[Start of DATASET EXCERPTS]

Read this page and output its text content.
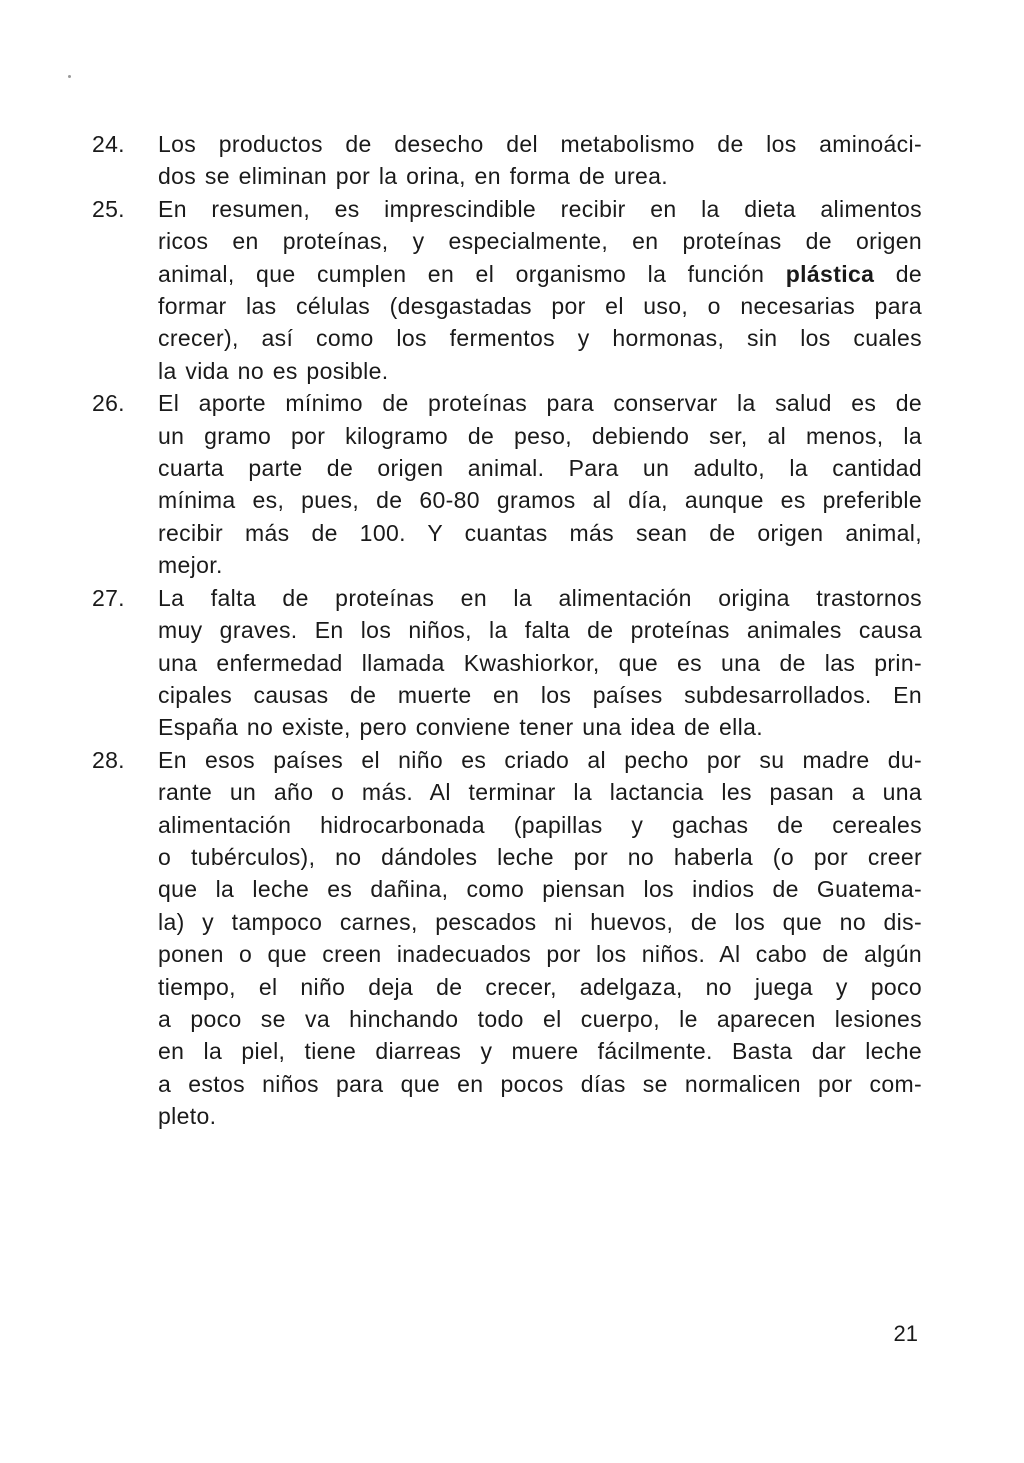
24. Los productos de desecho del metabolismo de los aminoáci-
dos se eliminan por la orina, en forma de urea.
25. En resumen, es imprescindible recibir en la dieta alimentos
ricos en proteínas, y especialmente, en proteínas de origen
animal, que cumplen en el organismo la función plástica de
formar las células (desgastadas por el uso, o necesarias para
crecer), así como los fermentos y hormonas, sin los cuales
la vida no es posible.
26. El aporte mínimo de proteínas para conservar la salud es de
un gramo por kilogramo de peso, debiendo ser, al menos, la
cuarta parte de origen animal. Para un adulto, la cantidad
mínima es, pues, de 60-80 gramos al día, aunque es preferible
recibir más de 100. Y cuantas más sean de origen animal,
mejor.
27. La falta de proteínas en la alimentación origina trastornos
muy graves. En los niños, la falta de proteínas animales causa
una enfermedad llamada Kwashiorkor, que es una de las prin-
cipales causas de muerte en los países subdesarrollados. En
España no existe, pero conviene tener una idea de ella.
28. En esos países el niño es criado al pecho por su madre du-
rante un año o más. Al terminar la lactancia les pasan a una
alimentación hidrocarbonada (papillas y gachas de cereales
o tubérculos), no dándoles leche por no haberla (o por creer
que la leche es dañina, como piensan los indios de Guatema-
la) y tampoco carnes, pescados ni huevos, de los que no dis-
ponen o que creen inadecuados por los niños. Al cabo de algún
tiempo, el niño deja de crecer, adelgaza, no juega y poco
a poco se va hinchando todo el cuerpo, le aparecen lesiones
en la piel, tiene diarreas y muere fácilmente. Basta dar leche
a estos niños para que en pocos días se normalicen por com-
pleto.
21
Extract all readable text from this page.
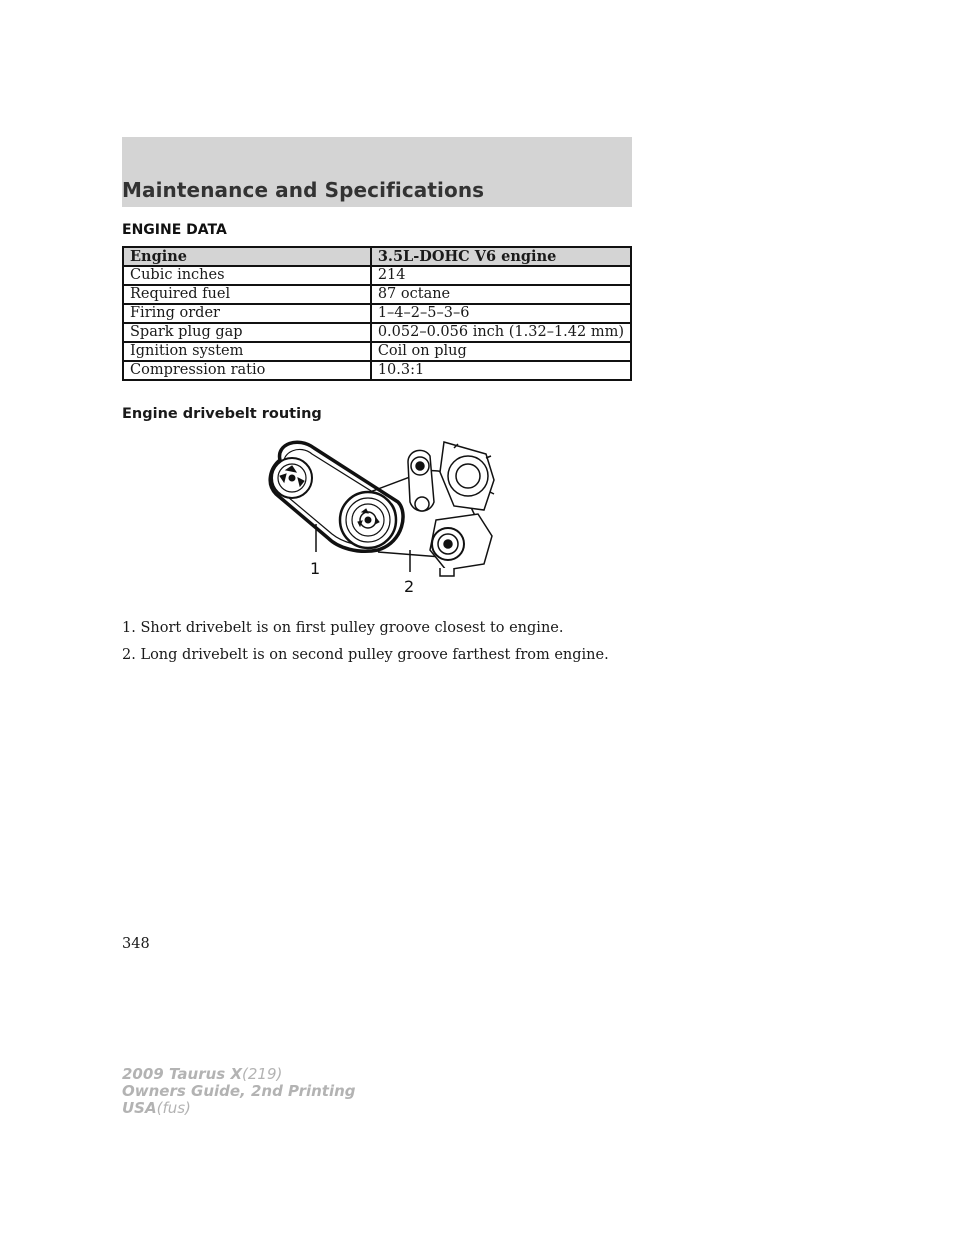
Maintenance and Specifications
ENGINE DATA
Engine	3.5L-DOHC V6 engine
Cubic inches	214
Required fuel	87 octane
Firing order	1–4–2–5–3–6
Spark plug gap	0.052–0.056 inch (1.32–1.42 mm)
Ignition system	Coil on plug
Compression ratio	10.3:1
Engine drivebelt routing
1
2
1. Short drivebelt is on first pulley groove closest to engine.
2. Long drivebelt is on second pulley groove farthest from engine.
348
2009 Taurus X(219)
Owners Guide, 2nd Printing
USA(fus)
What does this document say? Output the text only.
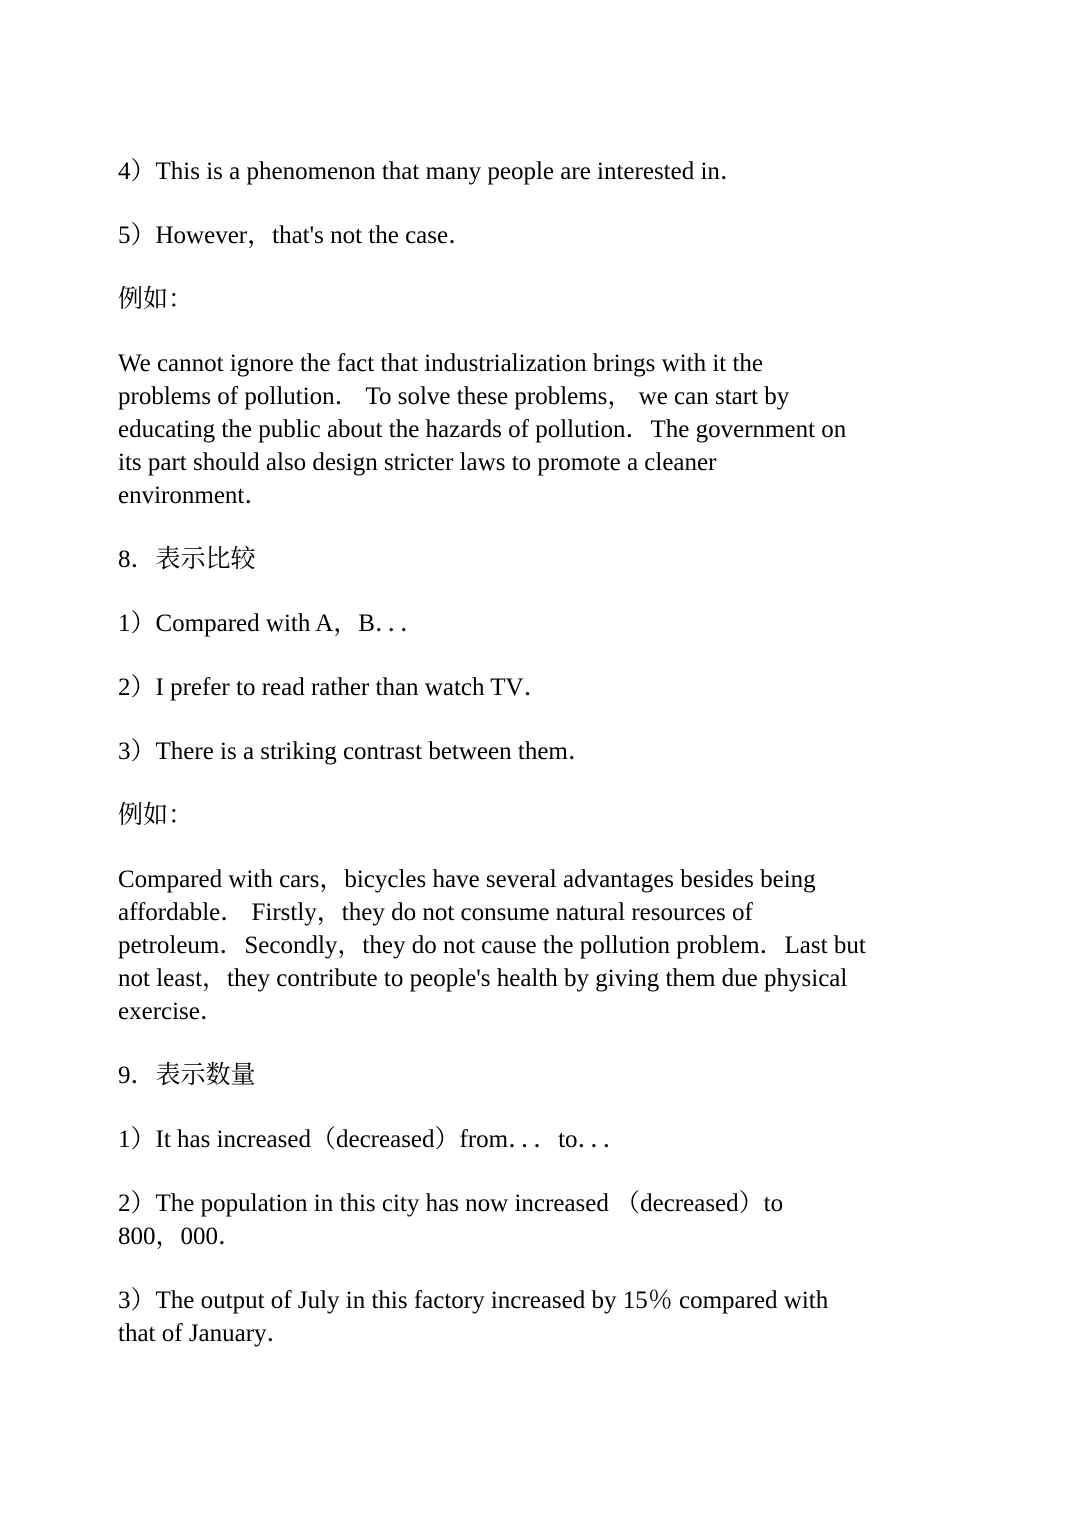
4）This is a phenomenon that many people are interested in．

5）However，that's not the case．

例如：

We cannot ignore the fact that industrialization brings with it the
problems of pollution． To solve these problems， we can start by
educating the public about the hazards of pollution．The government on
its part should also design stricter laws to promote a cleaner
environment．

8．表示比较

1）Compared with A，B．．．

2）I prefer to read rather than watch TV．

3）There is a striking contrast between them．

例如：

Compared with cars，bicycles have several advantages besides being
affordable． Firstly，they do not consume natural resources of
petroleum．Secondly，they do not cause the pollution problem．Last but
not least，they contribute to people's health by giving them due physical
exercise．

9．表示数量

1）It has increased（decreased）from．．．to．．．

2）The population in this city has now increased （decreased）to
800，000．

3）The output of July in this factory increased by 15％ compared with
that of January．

[End of DATASET EXCERPTS]

** THE PROBLEM **
Look for the line that contains "Extract all readable text from this page.", then please copy it and the rest of the lines through the end of the data, pictures excluded.

** RESULT OF THE TASK **
Extract all readable text from this page.
Maintenance and Specifications
ENGINE DATA
Engine	3.5L-DOHC V6 engine
Cubic inches	214
Required fuel	87 octane
Firing order	1–4–2–5–3–6
Spark plug gap	0.052–0.056 inch (1.32–1.42 mm)
Ignition system	Coil on plug
Compression ratio	10.3:1
Engine drivebelt routing
1
2
1. Short drivebelt is on first pulley groove closest to engine.
2. Long drivebelt is on second pulley groove farthest from engine.
348
2009 Taurus X(219)
Owners Guide, 2nd Printing
USA(fus)
What does this document say? Output the text only.
4）This is a phenomenon that many people are interested in．

5）However，that's not the case．

例如：

We cannot ignore the fact that industrialization brings with it the
problems of pollution． To solve these problems， we can start by
educating the public about the hazards of pollution．The government on
its part should also design stricter laws to promote a cleaner
environment．

8．表示比较

1）Compared with A，B．．．

2）I prefer to read rather than watch TV．

3）There is a striking contrast between them．

例如：

Compared with cars，bicycles have several advantages besides being
affordable． Firstly，they do not consume natural resources of
petroleum．Secondly，they do not cause the pollution problem．Last but
not least，they contribute to people's health by giving them due physical
exercise．

9．表示数量

1）It has increased（decreased）from．．．to．．．

2）The population in this city has now increased （decreased）to
800，000．

3）The output of July in this factory increased by 15％ compared with
that of January．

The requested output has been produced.